** begin Provided material **

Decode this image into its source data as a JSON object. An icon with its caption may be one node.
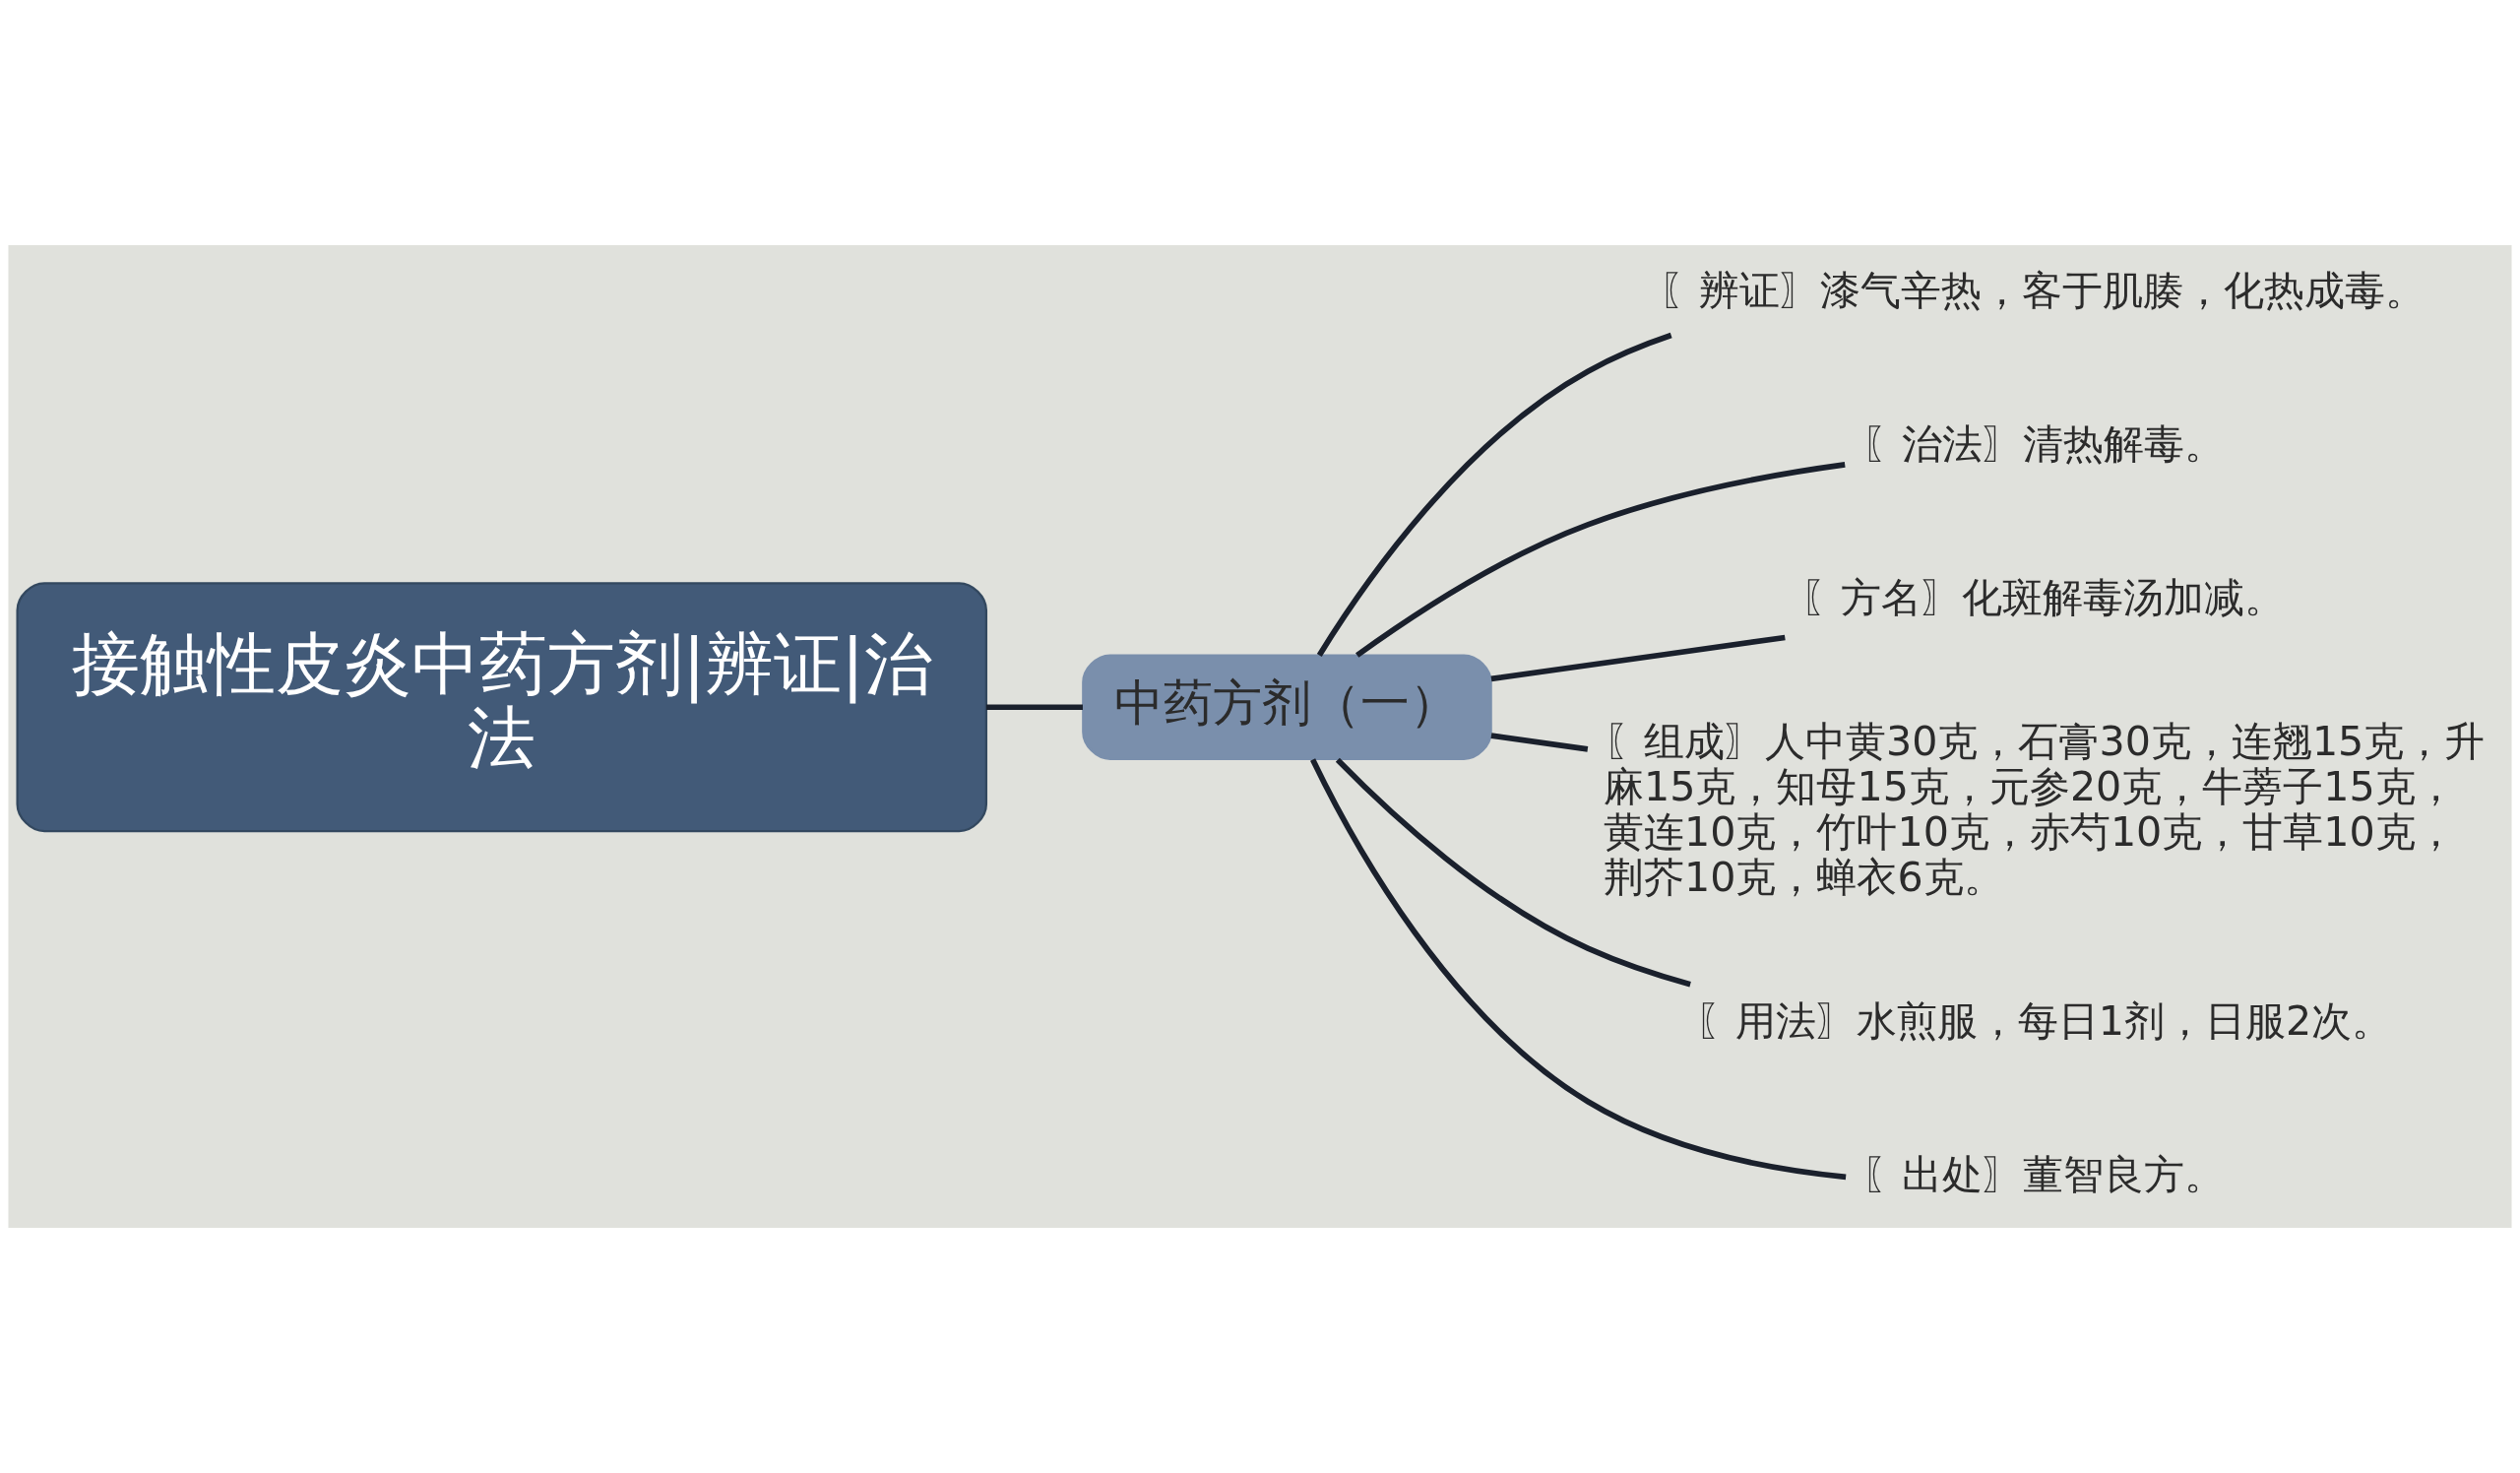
{
  "diagram": {
    "nodes": [
      {
        "text": [
          "接触性皮炎中药方剂|辨证|治法"
        ]
      },
      {
        "text": [
          "中药方剂（一）"
        ]
      },
      {
        "text": [
          "〖辨证〗漆气辛热，客于肌腠，化热成毒。"
        ]
      },
      {
        "text": [
          "〖治法〗清热解毒。"
        ]
      },
      {
        "text": [
          "〖方名〗化斑解毒汤加减。"
        ]
      },
      {
        "text": [
          "〖组成〗人中黄30克，石膏30克，连翘15克，升麻15克，知母15克，元参20克，牛蒡子15克，黄连10克，竹叶10克，赤芍10克，甘草10克，荆芥10克，蝉衣6克。"
        ]
      },
      {
        "text": [
          "〖用法〗水煎服，每日1剂，日服2次。"
        ]
      },
      {
        "text": [
          "〖出处〗董智良方。"
        ]
      }
    ],
    "edges": [
      {
        "from": 0,
        "to": 1,
        "arrow": "none"
      },
      {
        "from": 1,
        "to": 2,
        "arrow": "none"
      },
      {
        "from": 1,
        "to": 3,
        "arrow": "none"
      },
      {
        "from": 1,
        "to": 4,
        "arrow": "none"
      },
      {
        "from": 1,
        "to": 5,
        "arrow": "none"
      },
      {
        "from": 1,
        "to": 6,
        "arrow": "none"
      },
      {
        "from": 1,
        "to": 7,
        "arrow": "none"
      }
    ]
  }
}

** end Provided material **

Set down the records in full and exactly. Do not carry over any image.

Reply -
Decode this image into its source data as a JSON object. An icon with its caption may be one node.
{
  "diagram": {
    "nodes": [
      {
        "text": [
          "接触性皮炎中药方剂|辨证|治法"
        ]
      },
      {
        "text": [
          "中药方剂（一）"
        ]
      },
      {
        "text": [
          "〖辨证〗漆气辛热，客于肌腠，化热成毒。"
        ]
      },
      {
        "text": [
          "〖治法〗清热解毒。"
        ]
      },
      {
        "text": [
          "〖方名〗化斑解毒汤加减。"
        ]
      },
      {
        "text": [
          "〖组成〗人中黄30克，石膏30克，连翘15克，升麻15克，知母15克，元参20克，牛蒡子15克，黄连10克，竹叶10克，赤芍10克，甘草10克，荆芥10克，蝉衣6克。"
        ]
      },
      {
        "text": [
          "〖用法〗水煎服，每日1剂，日服2次。"
        ]
      },
      {
        "text": [
          "〖出处〗董智良方。"
        ]
      }
    ],
    "edges": [
      {
        "from": 0,
        "to": 1,
        "arrow": "none"
      },
      {
        "from": 1,
        "to": 2,
        "arrow": "none"
      },
      {
        "from": 1,
        "to": 3,
        "arrow": "none"
      },
      {
        "from": 1,
        "to": 4,
        "arrow": "none"
      },
      {
        "from": 1,
        "to": 5,
        "arrow": "none"
      },
      {
        "from": 1,
        "to": 6,
        "arrow": "none"
      },
      {
        "from": 1,
        "to": 7,
        "arrow": "none"
      }
    ]
  }
}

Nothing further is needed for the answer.